═════ Te lezen tekst

Groen en Recreatie
Programma 6 Leefbaarheid en welzijn
Beleidsverantwoording
Algemeen
In 2013 hebben we de begrotingsprogramma’s Wijkgericht werken & leefbaarheid en Welzijn geïntegreerd.
Dat heeft geleid tot een betere vertaling van de gezamenlijke beleidsdoelen. Het programma Leefbaarheid en Welzijn draagt bij aan de sociale kwaliteit van de stad, evenals de programma’s 7, 10, 12, 13 en 14,
Het gesprek over Welzijn Nieuwe Stijl is in 2011 gestart en voortgezet in 2013. Welzijn Nieuwe Stijl gaat over het brede spectrum van welzijn en zorg. Welzijn Nieuwe Stijl sluit aan bij eigen kracht en verantwoordelijkheid, bij zelfredzaamheid en het zelforganiserend vermogen van de inwoners in Zwolle. Samen met de drie grote welzijnsorganisaties Travers, WIJZ en de Vrijwilligerscentrale zijn in het kader van welzijn nieuwe stijl vijf thema’s bepaald:
Sociale samenhang / leefbaarheid in de wijken
Zelfredzaamheid
Stimuleren gezond opvoeden
Civil society versterken
Participatie kwetsbare groepen
Bovenstaande thema’s zijn ook toetsingskader voor de bezuinigingen. Vanaf 2011 zijn en worden er forse bezuinigingen gerealiseerd door de welzijnsorganisaties. Dit heeft zijn invloed op de welzijnsactiviteiten. Deze zijn nu meer dan in het verleden gericht op ondersteuning en participatie van kwetsbare mensen. De bezuinigingen zijn vormgegeven in:
Gezamenlijk plan Travers, Wijz en VCZ (oa. reductie ondersteuning en management, invoeren eigen bijdrages, accommodaties, gezamenlijke inkoop)
Bezuiniging jeugd en jongerenwerk Travers 2013 en 2014 met nog een in te vullen opgave jongerenwerk per 1 januari 2015
Fusie Wijz en de Kern Dimence per 1/1/ 2014.
Rijksbezuinigingen op de maatschappelijke stages in het VO per 1 januari 2015 wat leidt tot een halvering van het budget voor het steunpunt vrijwilligerswerk. De gevolgen hiervan worden op dit moment in beeld gebracht.

══════════

* **Opdracht 1**:
Vat de alinea die begint met "Het gesprek over Welzijn Nieuwe Stijl" uit het stuk over Leefbaarheid en Welzijn korter samen en houd de belangrijkste feiten erin.

═════ Gevonden gegevens

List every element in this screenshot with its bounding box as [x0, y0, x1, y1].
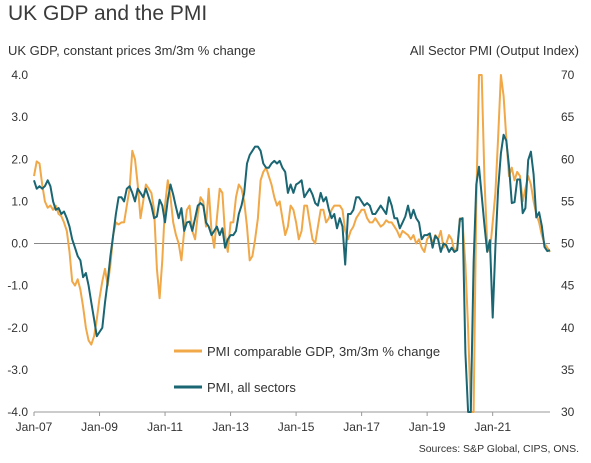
right-axis-title: All Sector PMI (Output Index) [409, 43, 579, 58]
right-tick-label: 35 [561, 363, 575, 377]
x-tick-label: Jan-07 [16, 420, 53, 434]
right-tick-label: 55 [561, 194, 575, 208]
series-line-pmi [33, 133, 551, 413]
left-tick-label: -4.0 [7, 405, 28, 419]
left-tick-label: -1.0 [7, 279, 28, 293]
x-tick-label: Jan-21 [474, 420, 511, 434]
x-tick-label: Jan-17 [343, 420, 380, 434]
left-tick-label: 1.0 [11, 194, 28, 208]
right-tick-label: 60 [561, 152, 575, 166]
x-axis-ticks: Jan-07 Jan-09 Jan-11 Jan-13 Jan-15 Jan-17 Jan-… [16, 412, 511, 434]
left-tick-label: 4.0 [11, 68, 28, 82]
chart-title: UK GDP and the PMI [8, 2, 208, 25]
left-tick-label: -2.0 [7, 321, 28, 335]
x-tick-label: Jan-15 [278, 420, 315, 434]
right-tick-label: 45 [561, 279, 575, 293]
left-axis-title: UK GDP, constant prices 3m/3m % change [8, 43, 256, 58]
left-tick-label: 0.0 [11, 237, 28, 251]
right-tick-label: 65 [561, 110, 575, 124]
left-axis-ticks: 4.0 3.0 2.0 1.0 0.0 -1.0 -2.0 -3.0 -4.0 [7, 68, 28, 419]
x-tick-label: Jan-13 [212, 420, 249, 434]
source-note: Sources: S&P Global, CIPS, ONS. [418, 443, 579, 455]
x-tick-label: Jan-19 [409, 420, 446, 434]
legend-label-gdp: PMI comparable GDP, 3m/3m % change [207, 344, 440, 359]
x-tick-label: Jan-09 [81, 420, 118, 434]
right-tick-label: 70 [561, 68, 575, 82]
right-tick-label: 50 [561, 237, 575, 251]
x-tick-label: Jan-11 [147, 420, 183, 434]
left-tick-label: -3.0 [7, 363, 28, 377]
right-tick-label: 30 [561, 405, 575, 419]
left-tick-label: 2.0 [11, 152, 28, 166]
right-axis-ticks: 70 65 60 55 50 45 40 35 30 [561, 68, 575, 419]
right-tick-label: 40 [561, 321, 575, 335]
legend-label-pmi: PMI, all sectors [207, 380, 296, 395]
legend: PMI comparable GDP, 3m/3m % change PMI, … [174, 344, 440, 395]
left-tick-label: 3.0 [11, 110, 28, 124]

══════════

* **Opdracht 2**:
Zet in de records "left-tick-label" overal om in "linker-aslabel". Doe dat alleen voor alles van de regel met "right-axis-title: All Sector" tot en met de regel met "right-tick-label: 65 [561, 110, 575, 124]", en geef alleen die regels terug.

* **Antwoord 1**:
Het gesprek over Welzijn Nieuwe Stijl begon in 2011 en liep door in 2013. Het gaat over welzijn en zorg in brede zin. Het sluit aan bij eigen kracht, verantwoordelijkheid, zelfredzaamheid en het zelforganiserend vermogen van de inwoners van Zwolle. Samen met Travers, WIJZ en de Vrijwilligerscentrale zijn er vijf thema's voor vastgesteld.

* **Antwoord 2**:
right-axis-title: All Sector PMI (Output Index) [409, 43, 579, 58]
right-tick-label: 35 [561, 363, 575, 377]
x-tick-label: Jan-07 [16, 420, 53, 434]
right-tick-label: 55 [561, 194, 575, 208]
series-line-pmi [33, 133, 551, 413]
linker-aslabel: -4.0 [7, 405, 28, 419]
linker-aslabel: -1.0 [7, 279, 28, 293]
x-tick-label: Jan-21 [474, 420, 511, 434]
x-tick-label: Jan-17 [343, 420, 380, 434]
linker-aslabel: 1.0 [11, 194, 28, 208]
right-tick-label: 60 [561, 152, 575, 166]
x-axis-ticks: Jan-07 Jan-09 Jan-11 Jan-13 Jan-15 Jan-17 Jan-… [16, 412, 511, 434]
linker-aslabel: 4.0 [11, 68, 28, 82]
chart-title: UK GDP and the PMI [8, 2, 208, 25]
linker-aslabel: -2.0 [7, 321, 28, 335]
x-tick-label: Jan-15 [278, 420, 315, 434]
right-tick-label: 45 [561, 279, 575, 293]
left-axis-title: UK GDP, constant prices 3m/3m % change [8, 43, 256, 58]
linker-aslabel: 0.0 [11, 237, 28, 251]
right-tick-label: 65 [561, 110, 575, 124]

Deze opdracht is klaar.